Exercise description: Quote, verbatim, all material below, without pictures.

Figure data in JSON:
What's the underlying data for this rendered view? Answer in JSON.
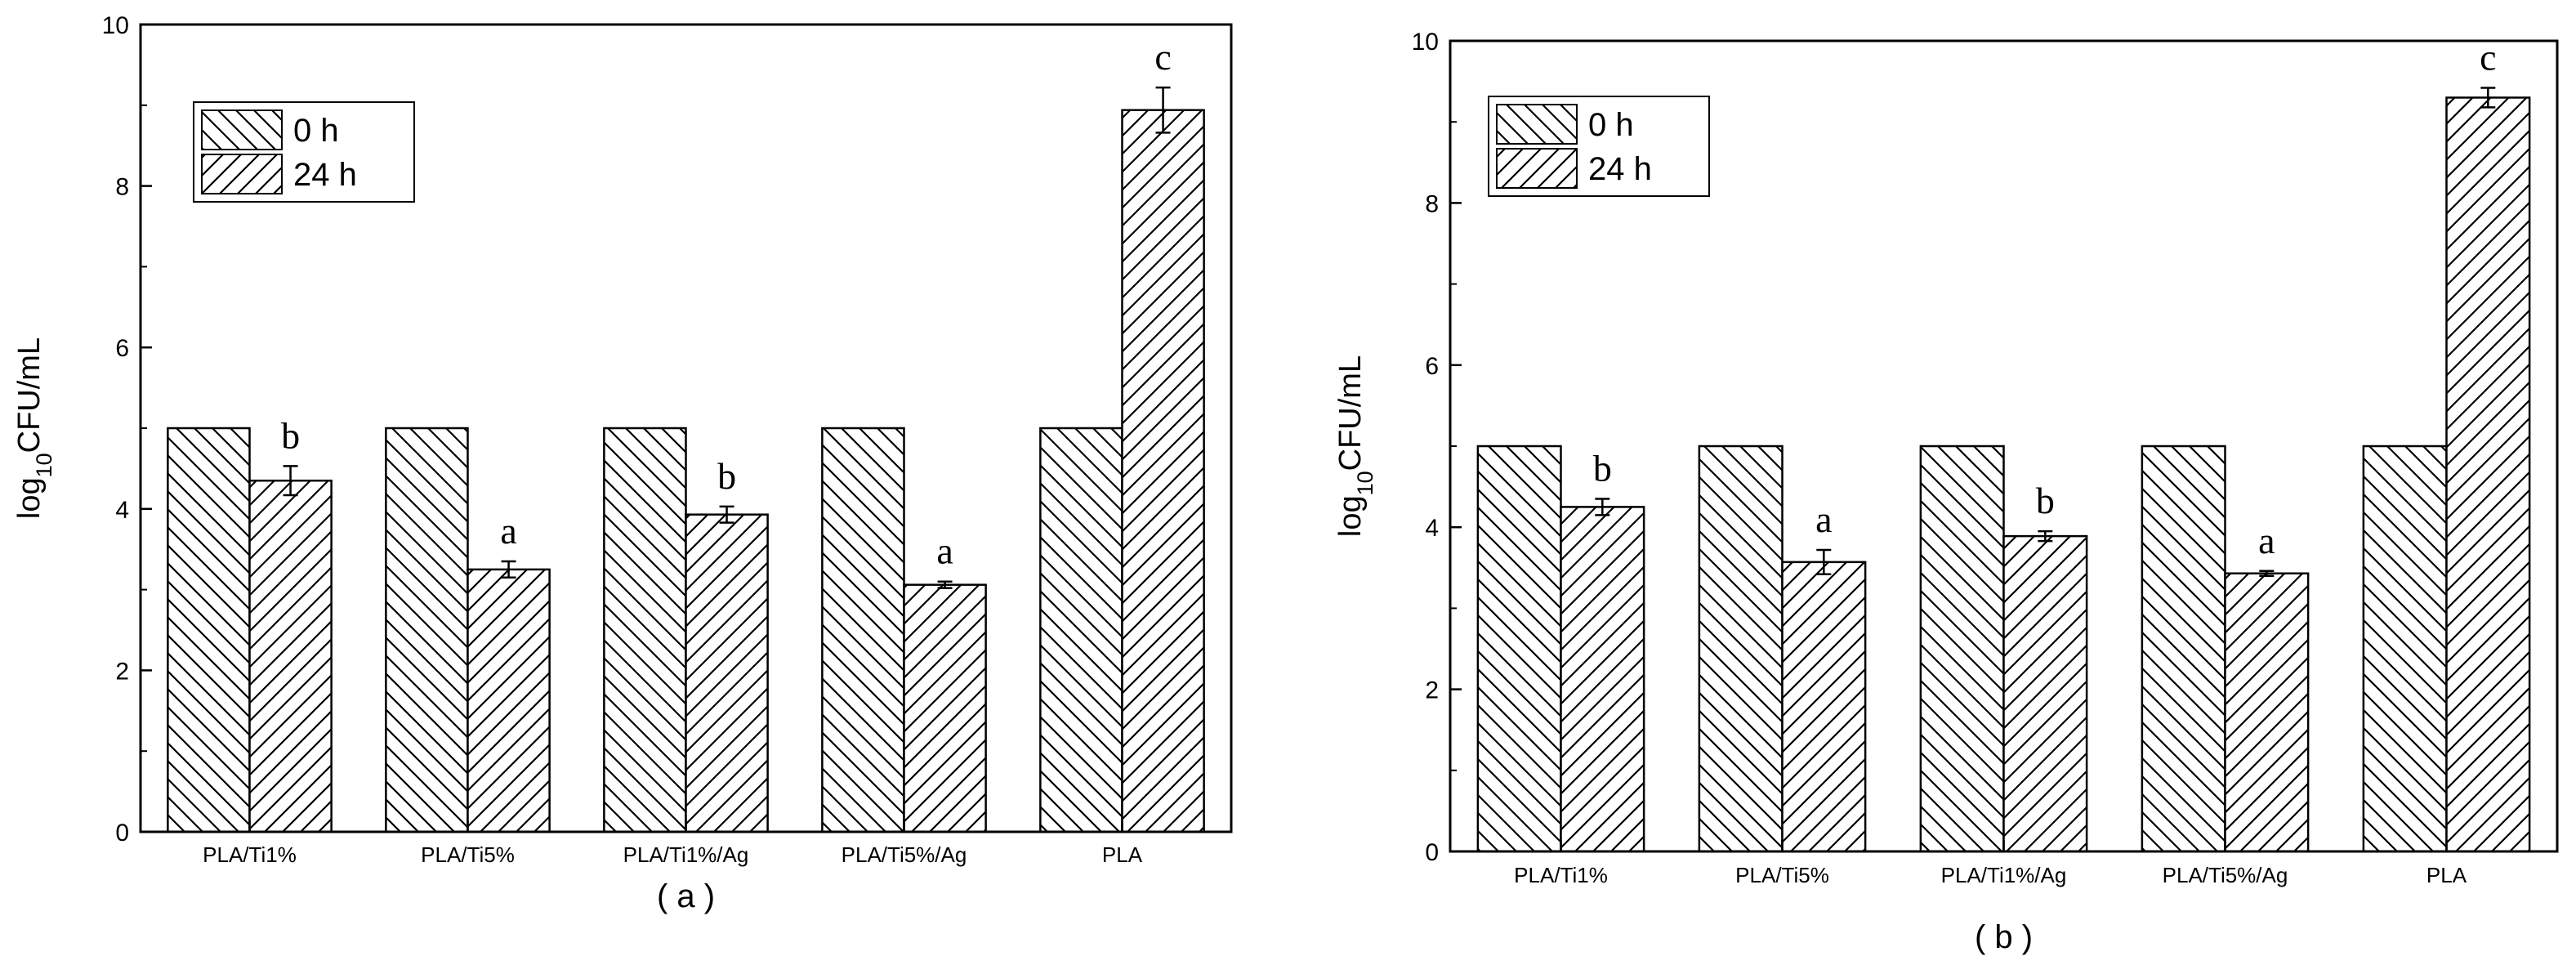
{
  "chart_data": [
    {
      "type": "bar",
      "panel_label": "( a )",
      "ylabel_base": "log",
      "ylabel_sub": "10",
      "ylabel_rest": "CFU/mL",
      "ylim": [
        0,
        10
      ],
      "yticks": [
        "0",
        "2",
        "4",
        "6",
        "8",
        "10"
      ],
      "categories": [
        "PLA/Ti1%",
        "PLA/Ti5%",
        "PLA/Ti1%/Ag",
        "PLA/Ti5%/Ag",
        "PLA"
      ],
      "series": [
        {
          "name": "0 h",
          "values": [
            5.0,
            5.0,
            5.0,
            5.0,
            5.0
          ],
          "errors": [
            0,
            0,
            0,
            0,
            0
          ]
        },
        {
          "name": "24 h",
          "values": [
            4.35,
            3.25,
            3.93,
            3.06,
            8.94
          ],
          "errors": [
            0.18,
            0.1,
            0.1,
            0.04,
            0.28
          ]
        }
      ],
      "significance": [
        "b",
        "a",
        "b",
        "a",
        "c"
      ],
      "legend_position": "top-left",
      "grid": false
    },
    {
      "type": "bar",
      "panel_label": "( b )",
      "ylabel_base": "log",
      "ylabel_sub": "10",
      "ylabel_rest": "CFU/mL",
      "ylim": [
        0,
        10
      ],
      "yticks": [
        "0",
        "2",
        "4",
        "6",
        "8",
        "10"
      ],
      "categories": [
        "PLA/Ti1%",
        "PLA/Ti5%",
        "PLA/Ti1%/Ag",
        "PLA/Ti5%/Ag",
        "PLA"
      ],
      "series": [
        {
          "name": "0 h",
          "values": [
            5.0,
            5.0,
            5.0,
            5.0,
            5.0
          ],
          "errors": [
            0,
            0,
            0,
            0,
            0
          ]
        },
        {
          "name": "24 h",
          "values": [
            4.25,
            3.57,
            3.89,
            3.43,
            9.3
          ],
          "errors": [
            0.1,
            0.15,
            0.06,
            0.03,
            0.12
          ]
        }
      ],
      "significance": [
        "b",
        "a",
        "b",
        "a",
        "c"
      ],
      "legend_position": "top-left",
      "grid": false
    }
  ]
}
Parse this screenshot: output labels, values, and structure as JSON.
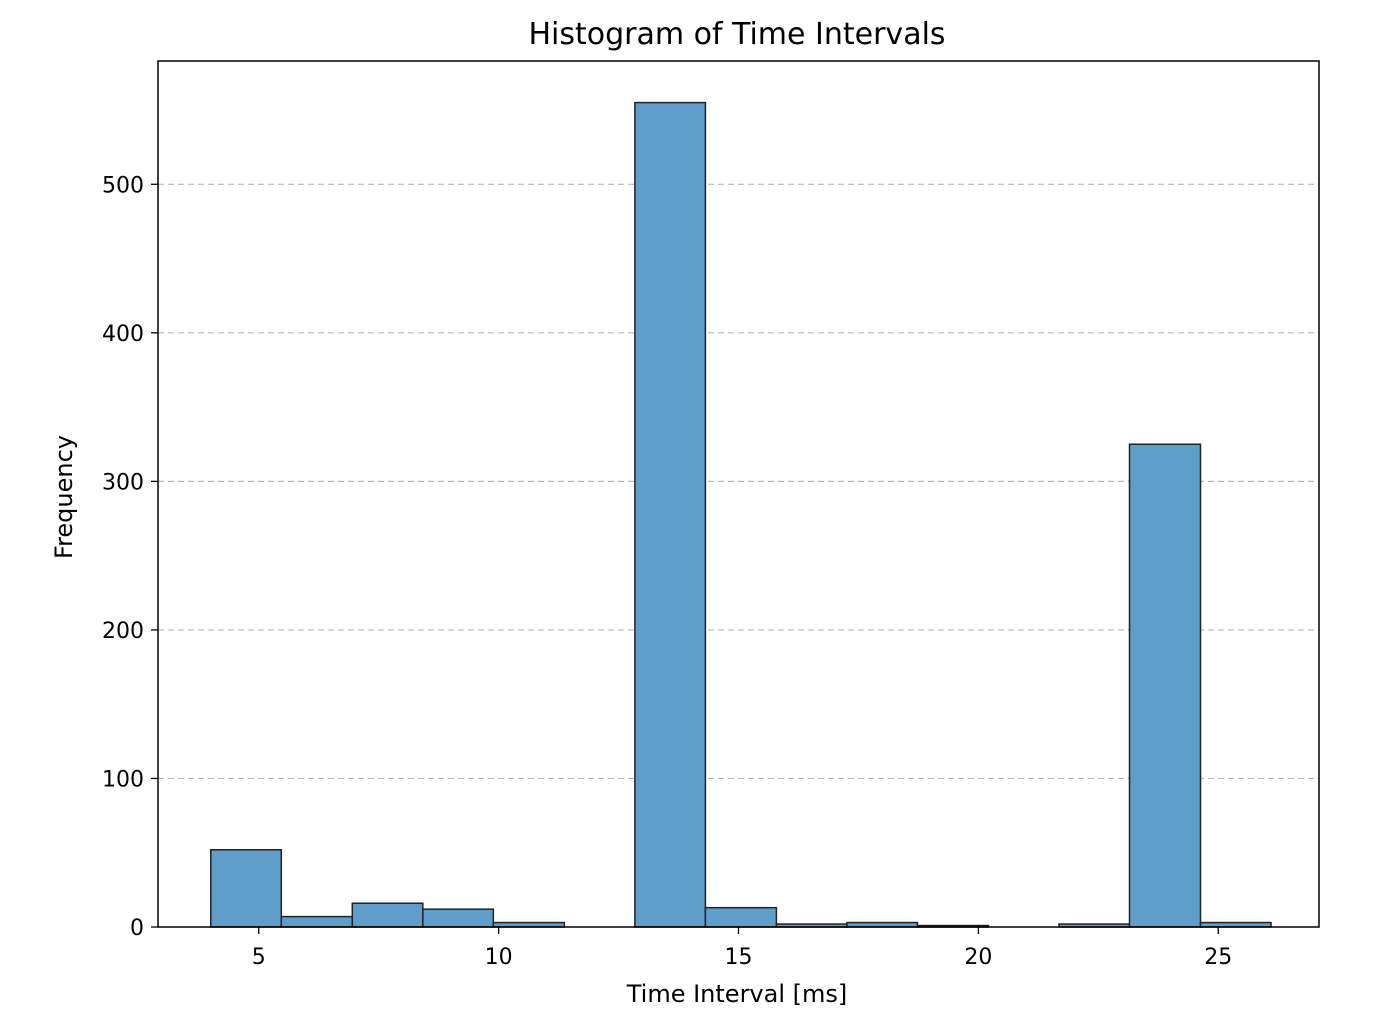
{
  "chart_data": {
    "type": "bar",
    "title": "Histogram of Time Intervals",
    "xlabel": "Time Interval [ms]",
    "ylabel": "Frequency",
    "xlim": [
      2.9,
      27.1
    ],
    "ylim": [
      0,
      583
    ],
    "xticks": [
      5,
      10,
      15,
      20,
      25
    ],
    "yticks": [
      0,
      100,
      200,
      300,
      400,
      500
    ],
    "grid": "y-dashed",
    "legend": "none",
    "bar_color": "#5f9ecb",
    "edge_color": "#222222",
    "bins": [
      {
        "x0": 4.0,
        "x1": 5.47,
        "value": 52
      },
      {
        "x0": 5.47,
        "x1": 6.95,
        "value": 7
      },
      {
        "x0": 6.95,
        "x1": 8.42,
        "value": 16
      },
      {
        "x0": 8.42,
        "x1": 9.89,
        "value": 12
      },
      {
        "x0": 9.89,
        "x1": 11.37,
        "value": 3
      },
      {
        "x0": 11.37,
        "x1": 12.84,
        "value": 0
      },
      {
        "x0": 12.84,
        "x1": 14.31,
        "value": 555
      },
      {
        "x0": 14.31,
        "x1": 15.79,
        "value": 13
      },
      {
        "x0": 15.79,
        "x1": 17.26,
        "value": 2
      },
      {
        "x0": 17.26,
        "x1": 18.73,
        "value": 3
      },
      {
        "x0": 18.73,
        "x1": 20.21,
        "value": 1
      },
      {
        "x0": 20.21,
        "x1": 21.68,
        "value": 0
      },
      {
        "x0": 21.68,
        "x1": 23.15,
        "value": 2
      },
      {
        "x0": 23.15,
        "x1": 24.63,
        "value": 325
      },
      {
        "x0": 24.63,
        "x1": 26.1,
        "value": 3
      }
    ]
  }
}
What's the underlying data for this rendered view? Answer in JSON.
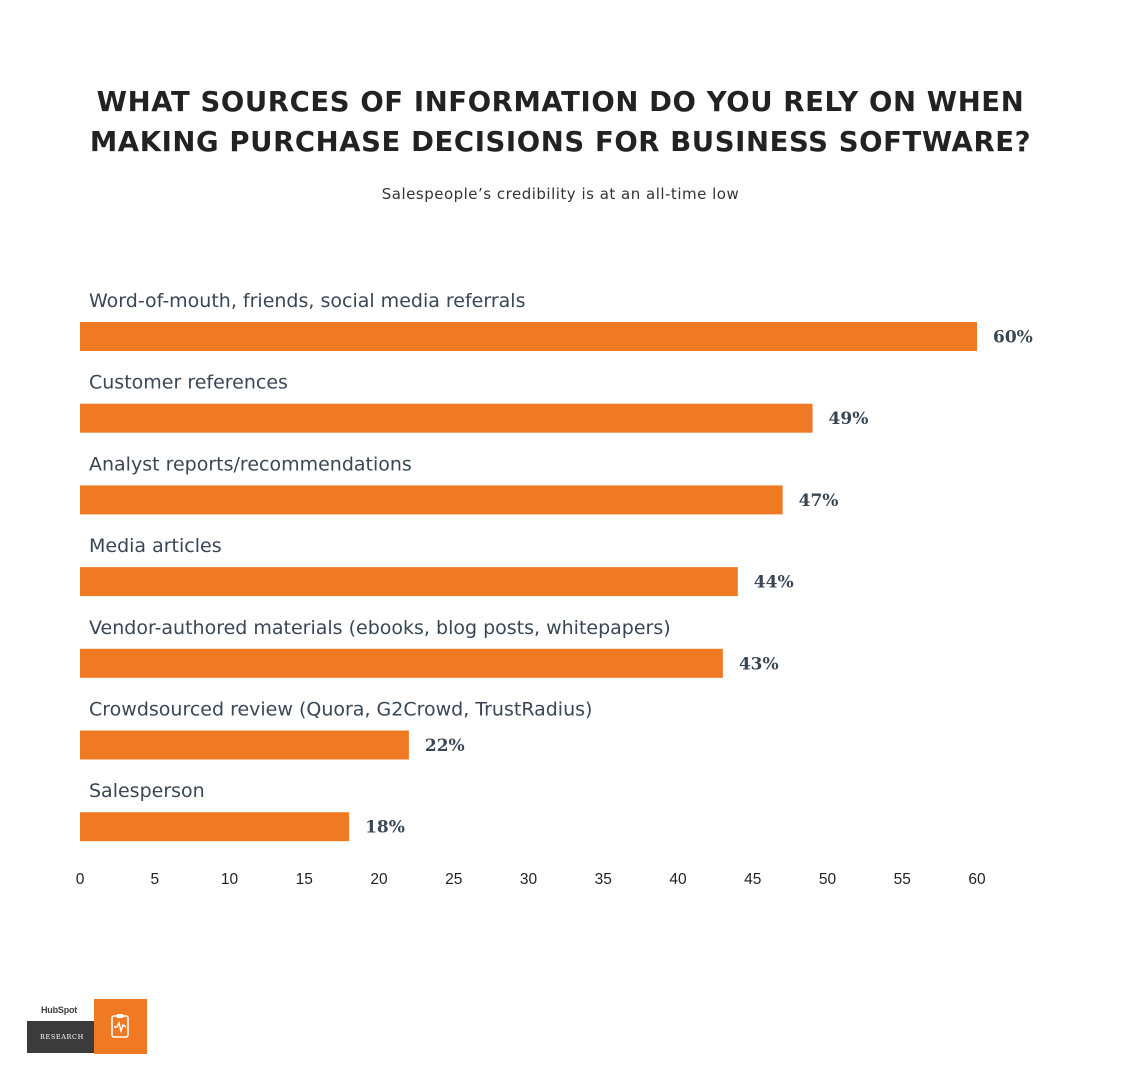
{
  "chart_data": {
    "type": "bar",
    "orientation": "horizontal",
    "title": "WHAT SOURCES OF INFORMATION DO YOU RELY ON WHEN MAKING PURCHASE DECISIONS FOR BUSINESS SOFTWARE?",
    "subtitle": "Salespeople’s credibility is at an all-time low",
    "categories": [
      "Word-of-mouth, friends, social media referrals",
      "Customer references",
      "Analyst reports/recommendations",
      "Media articles",
      "Vendor-authored materials (ebooks, blog posts, whitepapers)",
      "Crowdsourced review (Quora, G2Crowd, TrustRadius)",
      "Salesperson"
    ],
    "values": [
      60,
      49,
      47,
      44,
      43,
      22,
      18
    ],
    "value_labels": [
      "60%",
      "49%",
      "47%",
      "44%",
      "43%",
      "22%",
      "18%"
    ],
    "xlim": [
      0,
      60
    ],
    "x_ticks": [
      "0",
      "5",
      "10",
      "15",
      "20",
      "25",
      "30",
      "35",
      "40",
      "45",
      "50",
      "55",
      "60"
    ],
    "bar_color": "#f07a24",
    "label_color": "#3b4654",
    "grid": false,
    "legend": "none"
  },
  "logo": {
    "brand": "HubSpot",
    "caption": "RESEARCH",
    "icon": "clipboard-pulse-icon",
    "accent_color": "#f07a24",
    "dark_color": "#3b3b3b"
  }
}
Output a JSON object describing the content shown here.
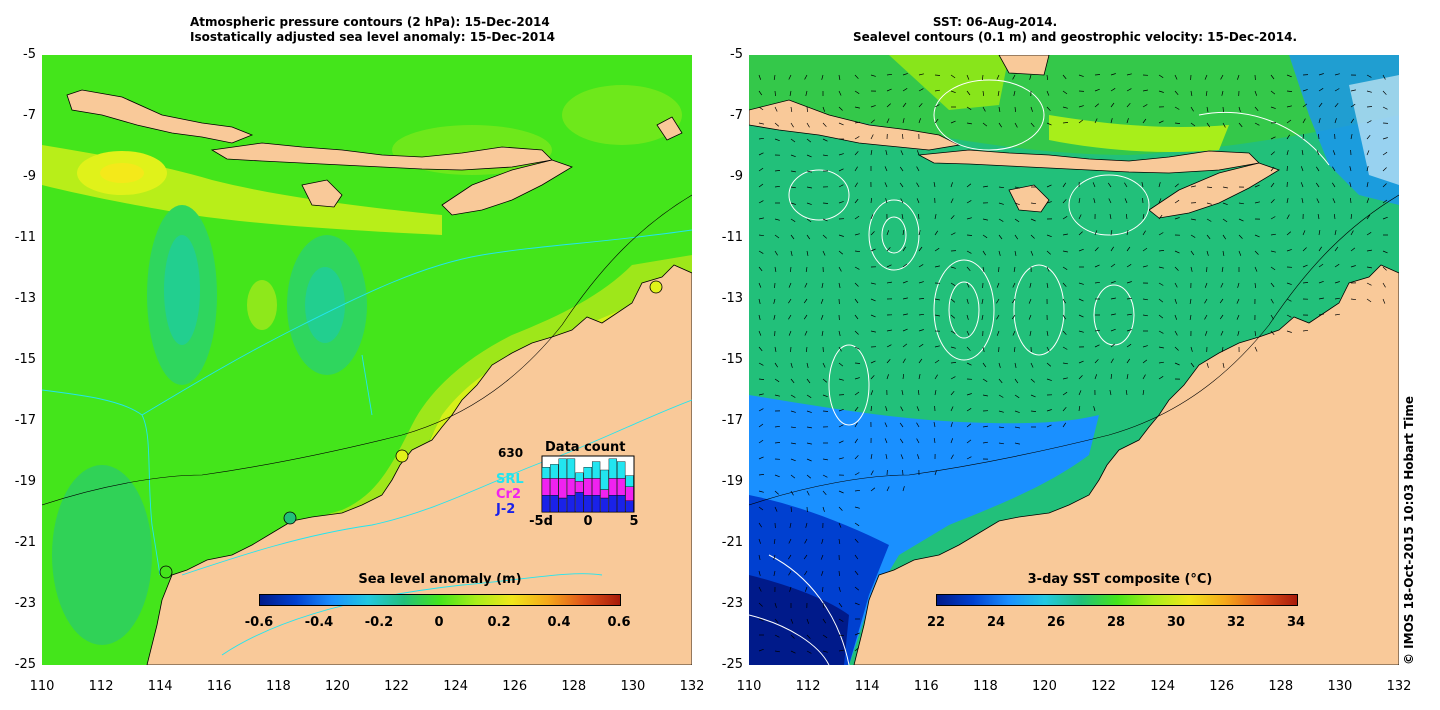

Full output:
What's the underlying data for this rendered view? Answer in JSON.
{
  "chart_data": [
    {
      "type": "bar",
      "panel_label": "( a )",
      "ylabel_base": "log",
      "ylabel_sub": "10",
      "ylabel_rest": "CFU/mL",
      "ylim": [
        0,
        10
      ],
      "yticks": [
        "0",
        "2",
        "4",
        "6",
        "8",
        "10"
      ],
      "categories": [
        "PLA/Ti1%",
        "PLA/Ti5%",
        "PLA/Ti1%/Ag",
        "PLA/Ti5%/Ag",
        "PLA"
      ],
      "series": [
        {
          "name": "0 h",
          "values": [
            5.0,
            5.0,
            5.0,
            5.0,
            5.0
          ],
          "errors": [
            0,
            0,
            0,
            0,
            0
          ]
        },
        {
          "name": "24 h",
          "values": [
            4.35,
            3.25,
            3.93,
            3.06,
            8.94
          ],
          "errors": [
            0.18,
            0.1,
            0.1,
            0.04,
            0.28
          ]
        }
      ],
      "significance": [
        "b",
        "a",
        "b",
        "a",
        "c"
      ],
      "legend_position": "top-left",
      "grid": false
    },
    {
      "type": "bar",
      "panel_label": "( b )",
      "ylabel_base": "log",
      "ylabel_sub": "10",
      "ylabel_rest": "CFU/mL",
      "ylim": [
        0,
        10
      ],
      "yticks": [
        "0",
        "2",
        "4",
        "6",
        "8",
        "10"
      ],
      "categories": [
        "PLA/Ti1%",
        "PLA/Ti5%",
        "PLA/Ti1%/Ag",
        "PLA/Ti5%/Ag",
        "PLA"
      ],
      "series": [
        {
          "name": "0 h",
          "values": [
            5.0,
            5.0,
            5.0,
            5.0,
            5.0
          ],
          "errors": [
            0,
            0,
            0,
            0,
            0
          ]
        },
        {
          "name": "24 h",
          "values": [
            4.25,
            3.57,
            3.89,
            3.43,
            9.3
          ],
          "errors": [
            0.1,
            0.15,
            0.06,
            0.03,
            0.12
          ]
        }
      ],
      "significance": [
        "b",
        "a",
        "b",
        "a",
        "c"
      ],
      "legend_position": "top-left",
      "grid": false
    }
  ]
}
Parse this screenshot: output labels, values, and structure as JSON.
{
  "chart_data": {
    "type": "bar",
    "title": "Histogram of Time Intervals",
    "xlabel": "Time Interval [ms]",
    "ylabel": "Frequency",
    "xlim": [
      2.9,
      27.1
    ],
    "ylim": [
      0,
      583
    ],
    "xticks": [
      5,
      10,
      15,
      20,
      25
    ],
    "yticks": [
      0,
      100,
      200,
      300,
      400,
      500
    ],
    "grid": "y-dashed",
    "legend": "none",
    "bar_color": "#5f9ecb",
    "edge_color": "#222222",
    "bins": [
      {
        "x0": 4.0,
        "x1": 5.47,
        "value": 52
      },
      {
        "x0": 5.47,
        "x1": 6.95,
        "value": 7
      },
      {
        "x0": 6.95,
        "x1": 8.42,
        "value": 16
      },
      {
        "x0": 8.42,
        "x1": 9.89,
        "value": 12
      },
      {
        "x0": 9.89,
        "x1": 11.37,
        "value": 3
      },
      {
        "x0": 11.37,
        "x1": 12.84,
        "value": 0
      },
      {
        "x0": 12.84,
        "x1": 14.31,
        "value": 555
      },
      {
        "x0": 14.31,
        "x1": 15.79,
        "value": 13
      },
      {
        "x0": 15.79,
        "x1": 17.26,
        "value": 2
      },
      {
        "x0": 17.26,
        "x1": 18.73,
        "value": 3
      },
      {
        "x0": 18.73,
        "x1": 20.21,
        "value": 1
      },
      {
        "x0": 20.21,
        "x1": 21.68,
        "value": 0
      },
      {
        "x0": 21.68,
        "x1": 23.15,
        "value": 2
      },
      {
        "x0": 23.15,
        "x1": 24.63,
        "value": 325
      },
      {
        "x0": 24.63,
        "x1": 26.1,
        "value": 3
      }
    ]
  }
}
What's the underlying data for this rendered view? Answer in JSON.
{
  "chart_data": {
    "type": "bar",
    "orientation": "horizontal",
    "title": "WHAT SOURCES OF INFORMATION DO YOU RELY ON WHEN MAKING PURCHASE DECISIONS FOR BUSINESS SOFTWARE?",
    "subtitle": "Salespeople’s credibility is at an all-time low",
    "categories": [
      "Word-of-mouth, friends, social media referrals",
      "Customer references",
      "Analyst reports/recommendations",
      "Media articles",
      "Vendor-authored materials (ebooks, blog posts, whitepapers)",
      "Crowdsourced review (Quora, G2Crowd, TrustRadius)",
      "Salesperson"
    ],
    "values": [
      60,
      49,
      47,
      44,
      43,
      22,
      18
    ],
    "value_labels": [
      "60%",
      "49%",
      "47%",
      "44%",
      "43%",
      "22%",
      "18%"
    ],
    "xlim": [
      0,
      60
    ],
    "x_ticks": [
      "0",
      "5",
      "10",
      "15",
      "20",
      "25",
      "30",
      "35",
      "40",
      "45",
      "50",
      "55",
      "60"
    ],
    "bar_color": "#f07a24",
    "label_color": "#3b4654",
    "grid": false,
    "legend": "none"
  },
  "logo": {
    "brand": "HubSpot",
    "caption": "RESEARCH",
    "icon": "clipboard-pulse-icon",
    "accent_color": "#f07a24",
    "dark_color": "#3b3b3b"
  }
}
Output a JSON object describing the content shown here.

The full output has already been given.